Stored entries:

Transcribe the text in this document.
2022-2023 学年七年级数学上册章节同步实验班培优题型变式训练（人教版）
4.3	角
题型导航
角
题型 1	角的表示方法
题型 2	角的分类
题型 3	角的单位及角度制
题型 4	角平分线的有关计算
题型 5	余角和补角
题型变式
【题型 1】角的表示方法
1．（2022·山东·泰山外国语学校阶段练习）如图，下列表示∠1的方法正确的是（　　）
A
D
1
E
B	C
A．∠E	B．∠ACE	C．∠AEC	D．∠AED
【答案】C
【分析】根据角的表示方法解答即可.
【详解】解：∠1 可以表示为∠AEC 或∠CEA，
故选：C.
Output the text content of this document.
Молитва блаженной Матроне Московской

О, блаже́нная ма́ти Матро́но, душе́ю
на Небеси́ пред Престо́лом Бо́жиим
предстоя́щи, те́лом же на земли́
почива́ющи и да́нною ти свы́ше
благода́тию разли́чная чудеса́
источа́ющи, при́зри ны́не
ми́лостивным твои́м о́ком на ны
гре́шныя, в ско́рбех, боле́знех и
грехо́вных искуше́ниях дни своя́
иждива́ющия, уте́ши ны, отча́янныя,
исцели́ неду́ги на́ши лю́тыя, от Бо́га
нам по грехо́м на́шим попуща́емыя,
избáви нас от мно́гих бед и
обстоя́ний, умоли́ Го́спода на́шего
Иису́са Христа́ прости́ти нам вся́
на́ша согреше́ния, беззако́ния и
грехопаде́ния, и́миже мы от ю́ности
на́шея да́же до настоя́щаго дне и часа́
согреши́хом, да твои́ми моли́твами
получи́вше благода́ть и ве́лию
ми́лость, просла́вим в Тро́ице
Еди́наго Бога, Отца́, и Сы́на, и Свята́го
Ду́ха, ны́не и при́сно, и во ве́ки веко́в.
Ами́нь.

*The exercise*
Reproduce the records word for word.

*Task answer*
Transcribe the text in this document.
2022-2023 学年七年级数学上册章节同步实验班培优题型变式训练（人教版）
4.3	角
题型导航
角
题型 1	角的表示方法
题型 2	角的分类
题型 3	角的单位及角度制
题型 4	角平分线的有关计算
题型 5	余角和补角
题型变式
【题型 1】角的表示方法
1．（2022·山东·泰山外国语学校阶段练习）如图，下列表示∠1的方法正确的是（　　）
A
D
1
E
B	C
A．∠E	B．∠ACE	C．∠AEC	D．∠AED
【答案】C
【分析】根据角的表示方法解答即可.
【详解】解：∠1 可以表示为∠AEC 或∠CEA，
故选：C.
Output the text content of this document.
Молитва блаженной Матроне Московской

О, блаже́нная ма́ти Матро́но, душе́ю
на Небеси́ пред Престо́лом Бо́жиим
предстоя́щи, те́лом же на земли́
почива́ющи и да́нною ти свы́ше
благода́тию разли́чная чудеса́
источа́ющи, при́зри ны́не
ми́лостивным твои́м о́ком на ны
гре́шныя, в ско́рбех, боле́знех и
грехо́вных искуше́ниях дни своя́
иждива́ющия, уте́ши ны, отча́янныя,
исцели́ неду́ги на́ши лю́тыя, от Бо́га
нам по грехо́м на́шим попуща́емыя,
избáви нас от мно́гих бед и
обстоя́ний, умоли́ Го́спода на́шего
Иису́са Христа́ прости́ти нам вся́
на́ша согреше́ния, беззако́ния и
грехопаде́ния, и́миже мы от ю́ности
на́шея да́же до настоя́щаго дне и часа́
согреши́хом, да твои́ми моли́твами
получи́вше благода́ть и ве́лию
ми́лость, просла́вим в Тро́ице
Еди́наго Бога, Отца́, и Сы́на, и Свята́го
Ду́ха, ны́не и при́сно, и во ве́ки веко́в.
Ами́нь.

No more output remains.